**Supplied material**:
↓↓↓
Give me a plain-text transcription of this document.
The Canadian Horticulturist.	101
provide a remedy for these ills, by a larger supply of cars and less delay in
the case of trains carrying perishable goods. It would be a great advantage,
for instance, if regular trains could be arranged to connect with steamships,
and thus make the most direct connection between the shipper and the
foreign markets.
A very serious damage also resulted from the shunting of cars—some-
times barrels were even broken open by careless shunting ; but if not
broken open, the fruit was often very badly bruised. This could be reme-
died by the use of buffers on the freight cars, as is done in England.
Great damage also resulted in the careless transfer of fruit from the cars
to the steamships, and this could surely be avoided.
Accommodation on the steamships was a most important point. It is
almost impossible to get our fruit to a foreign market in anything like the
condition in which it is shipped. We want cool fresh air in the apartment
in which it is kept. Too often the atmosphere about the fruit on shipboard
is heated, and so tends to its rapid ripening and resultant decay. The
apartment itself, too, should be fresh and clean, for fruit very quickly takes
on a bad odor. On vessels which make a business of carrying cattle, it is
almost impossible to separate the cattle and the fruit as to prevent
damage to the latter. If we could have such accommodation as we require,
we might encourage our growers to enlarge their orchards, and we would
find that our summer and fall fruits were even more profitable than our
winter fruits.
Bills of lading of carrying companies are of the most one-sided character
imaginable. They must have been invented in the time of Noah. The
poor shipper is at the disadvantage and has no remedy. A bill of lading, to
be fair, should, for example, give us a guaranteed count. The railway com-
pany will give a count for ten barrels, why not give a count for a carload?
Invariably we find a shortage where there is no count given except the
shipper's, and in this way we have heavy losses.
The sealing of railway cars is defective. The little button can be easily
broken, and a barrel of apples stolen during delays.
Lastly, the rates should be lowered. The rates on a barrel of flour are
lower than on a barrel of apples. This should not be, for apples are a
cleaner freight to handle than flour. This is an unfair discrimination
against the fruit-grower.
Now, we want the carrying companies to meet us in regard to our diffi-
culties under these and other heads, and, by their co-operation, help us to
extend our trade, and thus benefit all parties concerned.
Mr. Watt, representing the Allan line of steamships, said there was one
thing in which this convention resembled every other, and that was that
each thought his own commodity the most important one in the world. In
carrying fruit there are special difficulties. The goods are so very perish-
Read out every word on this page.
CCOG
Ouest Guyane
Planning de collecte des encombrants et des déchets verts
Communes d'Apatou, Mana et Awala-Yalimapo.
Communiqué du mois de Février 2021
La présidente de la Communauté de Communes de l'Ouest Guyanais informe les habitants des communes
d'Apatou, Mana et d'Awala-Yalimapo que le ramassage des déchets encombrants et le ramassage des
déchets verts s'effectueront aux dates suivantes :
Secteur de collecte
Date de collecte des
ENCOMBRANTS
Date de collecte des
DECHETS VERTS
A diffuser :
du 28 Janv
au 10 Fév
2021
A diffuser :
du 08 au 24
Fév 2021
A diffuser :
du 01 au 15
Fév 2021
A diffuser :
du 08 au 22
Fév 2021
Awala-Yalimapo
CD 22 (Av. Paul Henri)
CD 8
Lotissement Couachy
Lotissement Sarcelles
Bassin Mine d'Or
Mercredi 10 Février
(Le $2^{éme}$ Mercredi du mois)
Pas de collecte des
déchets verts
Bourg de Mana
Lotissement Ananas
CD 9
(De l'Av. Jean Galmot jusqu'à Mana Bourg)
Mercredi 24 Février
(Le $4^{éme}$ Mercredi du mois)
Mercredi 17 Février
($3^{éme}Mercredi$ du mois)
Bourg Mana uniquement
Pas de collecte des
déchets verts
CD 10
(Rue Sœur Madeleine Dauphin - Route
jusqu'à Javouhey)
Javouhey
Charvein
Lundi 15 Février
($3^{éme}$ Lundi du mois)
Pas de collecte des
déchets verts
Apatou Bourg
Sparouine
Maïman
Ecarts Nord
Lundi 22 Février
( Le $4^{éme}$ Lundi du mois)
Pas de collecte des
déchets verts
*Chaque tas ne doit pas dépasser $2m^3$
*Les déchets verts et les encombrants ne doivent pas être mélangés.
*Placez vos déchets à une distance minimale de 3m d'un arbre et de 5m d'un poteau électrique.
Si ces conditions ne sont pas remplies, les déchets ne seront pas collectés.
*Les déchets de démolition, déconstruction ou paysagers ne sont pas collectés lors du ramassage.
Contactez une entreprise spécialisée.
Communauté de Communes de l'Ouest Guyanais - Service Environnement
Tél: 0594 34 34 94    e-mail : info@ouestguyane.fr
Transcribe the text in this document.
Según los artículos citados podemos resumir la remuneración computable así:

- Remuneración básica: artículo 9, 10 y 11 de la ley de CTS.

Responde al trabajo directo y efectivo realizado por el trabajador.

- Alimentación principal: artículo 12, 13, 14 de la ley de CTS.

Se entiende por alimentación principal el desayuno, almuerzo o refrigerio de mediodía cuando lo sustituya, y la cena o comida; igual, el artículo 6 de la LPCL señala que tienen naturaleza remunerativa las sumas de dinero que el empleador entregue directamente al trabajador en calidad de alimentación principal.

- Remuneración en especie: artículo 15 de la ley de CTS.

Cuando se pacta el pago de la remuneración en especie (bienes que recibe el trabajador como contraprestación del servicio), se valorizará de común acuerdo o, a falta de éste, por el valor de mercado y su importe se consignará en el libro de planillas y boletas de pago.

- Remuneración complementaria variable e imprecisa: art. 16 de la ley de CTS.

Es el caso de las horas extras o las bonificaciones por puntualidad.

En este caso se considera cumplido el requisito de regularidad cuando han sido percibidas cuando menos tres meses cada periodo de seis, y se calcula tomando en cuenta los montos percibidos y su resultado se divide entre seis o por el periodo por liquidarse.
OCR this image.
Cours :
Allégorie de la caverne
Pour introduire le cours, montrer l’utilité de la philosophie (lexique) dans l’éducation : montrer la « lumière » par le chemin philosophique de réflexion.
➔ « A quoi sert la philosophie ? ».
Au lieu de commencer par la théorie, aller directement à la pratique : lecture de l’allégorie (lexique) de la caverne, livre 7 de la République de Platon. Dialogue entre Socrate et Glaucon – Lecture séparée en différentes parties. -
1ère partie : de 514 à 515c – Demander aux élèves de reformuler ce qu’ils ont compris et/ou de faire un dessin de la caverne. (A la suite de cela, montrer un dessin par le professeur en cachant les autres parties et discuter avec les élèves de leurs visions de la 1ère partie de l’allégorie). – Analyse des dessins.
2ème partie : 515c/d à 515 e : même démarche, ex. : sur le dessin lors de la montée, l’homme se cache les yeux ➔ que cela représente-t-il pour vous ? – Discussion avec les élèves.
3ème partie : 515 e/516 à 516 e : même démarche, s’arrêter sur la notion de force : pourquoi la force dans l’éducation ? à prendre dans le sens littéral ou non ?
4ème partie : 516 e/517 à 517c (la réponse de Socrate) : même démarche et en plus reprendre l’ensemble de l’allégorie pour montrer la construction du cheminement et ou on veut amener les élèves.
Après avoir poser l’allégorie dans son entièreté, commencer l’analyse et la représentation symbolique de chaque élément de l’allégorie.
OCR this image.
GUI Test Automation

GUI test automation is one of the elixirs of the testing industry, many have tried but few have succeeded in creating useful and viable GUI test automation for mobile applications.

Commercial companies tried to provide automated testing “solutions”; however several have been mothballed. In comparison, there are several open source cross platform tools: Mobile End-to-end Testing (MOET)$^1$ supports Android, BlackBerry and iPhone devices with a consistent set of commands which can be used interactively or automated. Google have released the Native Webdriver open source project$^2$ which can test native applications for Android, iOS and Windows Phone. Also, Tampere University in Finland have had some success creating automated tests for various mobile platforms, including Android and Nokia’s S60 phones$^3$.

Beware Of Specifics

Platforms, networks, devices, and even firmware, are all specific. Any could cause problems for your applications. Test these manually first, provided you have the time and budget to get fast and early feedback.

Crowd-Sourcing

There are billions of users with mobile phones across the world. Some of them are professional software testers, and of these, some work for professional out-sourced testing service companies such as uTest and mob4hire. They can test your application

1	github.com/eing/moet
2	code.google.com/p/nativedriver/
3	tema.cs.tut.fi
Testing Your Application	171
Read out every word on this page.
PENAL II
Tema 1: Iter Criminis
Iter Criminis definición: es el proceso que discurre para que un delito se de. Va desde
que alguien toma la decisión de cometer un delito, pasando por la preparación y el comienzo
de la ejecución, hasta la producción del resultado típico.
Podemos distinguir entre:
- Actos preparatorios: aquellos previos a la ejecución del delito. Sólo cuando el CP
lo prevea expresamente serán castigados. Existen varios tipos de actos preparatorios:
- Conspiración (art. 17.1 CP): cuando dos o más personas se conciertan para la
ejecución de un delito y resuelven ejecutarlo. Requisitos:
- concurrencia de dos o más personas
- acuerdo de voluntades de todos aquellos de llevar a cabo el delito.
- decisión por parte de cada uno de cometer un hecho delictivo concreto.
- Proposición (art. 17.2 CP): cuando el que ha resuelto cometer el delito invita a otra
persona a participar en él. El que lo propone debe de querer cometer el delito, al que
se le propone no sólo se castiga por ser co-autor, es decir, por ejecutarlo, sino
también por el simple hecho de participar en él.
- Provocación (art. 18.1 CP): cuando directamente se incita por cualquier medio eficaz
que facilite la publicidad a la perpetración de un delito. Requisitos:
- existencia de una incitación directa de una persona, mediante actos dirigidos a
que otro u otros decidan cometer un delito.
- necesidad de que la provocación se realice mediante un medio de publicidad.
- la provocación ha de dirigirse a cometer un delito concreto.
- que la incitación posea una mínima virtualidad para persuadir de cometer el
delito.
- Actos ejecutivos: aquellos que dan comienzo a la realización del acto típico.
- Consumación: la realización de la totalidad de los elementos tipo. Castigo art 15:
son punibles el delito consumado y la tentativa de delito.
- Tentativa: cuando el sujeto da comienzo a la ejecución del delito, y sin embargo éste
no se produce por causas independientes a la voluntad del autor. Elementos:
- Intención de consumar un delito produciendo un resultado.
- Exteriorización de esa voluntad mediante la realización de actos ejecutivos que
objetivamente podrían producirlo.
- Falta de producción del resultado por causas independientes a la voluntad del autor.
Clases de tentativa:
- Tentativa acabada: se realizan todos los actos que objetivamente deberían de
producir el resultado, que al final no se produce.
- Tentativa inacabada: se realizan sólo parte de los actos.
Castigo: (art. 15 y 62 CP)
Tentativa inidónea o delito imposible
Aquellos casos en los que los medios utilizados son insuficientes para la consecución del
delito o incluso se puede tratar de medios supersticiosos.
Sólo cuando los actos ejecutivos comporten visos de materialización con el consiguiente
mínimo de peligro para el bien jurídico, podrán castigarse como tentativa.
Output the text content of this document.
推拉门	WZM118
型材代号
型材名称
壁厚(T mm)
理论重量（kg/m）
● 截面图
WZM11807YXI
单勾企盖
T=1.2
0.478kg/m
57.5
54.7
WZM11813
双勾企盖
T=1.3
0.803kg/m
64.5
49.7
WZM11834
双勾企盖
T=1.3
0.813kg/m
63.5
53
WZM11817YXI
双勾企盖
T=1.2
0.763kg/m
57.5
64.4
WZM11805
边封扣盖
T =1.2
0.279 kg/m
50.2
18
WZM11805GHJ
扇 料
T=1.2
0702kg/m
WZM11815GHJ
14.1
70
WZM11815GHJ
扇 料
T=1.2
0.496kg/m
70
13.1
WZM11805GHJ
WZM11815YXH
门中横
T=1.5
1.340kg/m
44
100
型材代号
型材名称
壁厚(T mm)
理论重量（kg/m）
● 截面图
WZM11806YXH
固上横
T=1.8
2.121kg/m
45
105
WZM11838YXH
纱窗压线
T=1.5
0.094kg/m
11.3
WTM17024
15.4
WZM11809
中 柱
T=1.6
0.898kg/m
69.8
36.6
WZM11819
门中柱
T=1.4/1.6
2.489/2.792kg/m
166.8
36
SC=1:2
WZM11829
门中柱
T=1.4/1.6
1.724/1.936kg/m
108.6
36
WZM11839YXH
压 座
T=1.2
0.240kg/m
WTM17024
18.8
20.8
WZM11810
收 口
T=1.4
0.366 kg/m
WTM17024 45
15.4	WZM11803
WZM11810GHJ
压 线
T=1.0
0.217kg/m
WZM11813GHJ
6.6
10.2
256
↑↑↑
**What to do**: Return, word for word, every line from the line with "Output the text content of this document." to the final line of the data.

**Exercise response**:
Output the text content of this document.
推拉门	WZM118
型材代号
型材名称
壁厚(T mm)
理论重量（kg/m）
● 截面图
WZM11807YXI
单勾企盖
T=1.2
0.478kg/m
57.5
54.7
WZM11813
双勾企盖
T=1.3
0.803kg/m
64.5
49.7
WZM11834
双勾企盖
T=1.3
0.813kg/m
63.5
53
WZM11817YXI
双勾企盖
T=1.2
0.763kg/m
57.5
64.4
WZM11805
边封扣盖
T =1.2
0.279 kg/m
50.2
18
WZM11805GHJ
扇 料
T=1.2
0702kg/m
WZM11815GHJ
14.1
70
WZM11815GHJ
扇 料
T=1.2
0.496kg/m
70
13.1
WZM11805GHJ
WZM11815YXH
门中横
T=1.5
1.340kg/m
44
100
型材代号
型材名称
壁厚(T mm)
理论重量（kg/m）
● 截面图
WZM11806YXH
固上横
T=1.8
2.121kg/m
45
105
WZM11838YXH
纱窗压线
T=1.5
0.094kg/m
11.3
WTM17024
15.4
WZM11809
中 柱
T=1.6
0.898kg/m
69.8
36.6
WZM11819
门中柱
T=1.4/1.6
2.489/2.792kg/m
166.8
36
SC=1:2
WZM11829
门中柱
T=1.4/1.6
1.724/1.936kg/m
108.6
36
WZM11839YXH
压 座
T=1.2
0.240kg/m
WTM17024
18.8
20.8
WZM11810
收 口
T=1.4
0.366 kg/m
WTM17024 45
15.4	WZM11803
WZM11810GHJ
压 线
T=1.0
0.217kg/m
WZM11813GHJ
6.6
10.2
256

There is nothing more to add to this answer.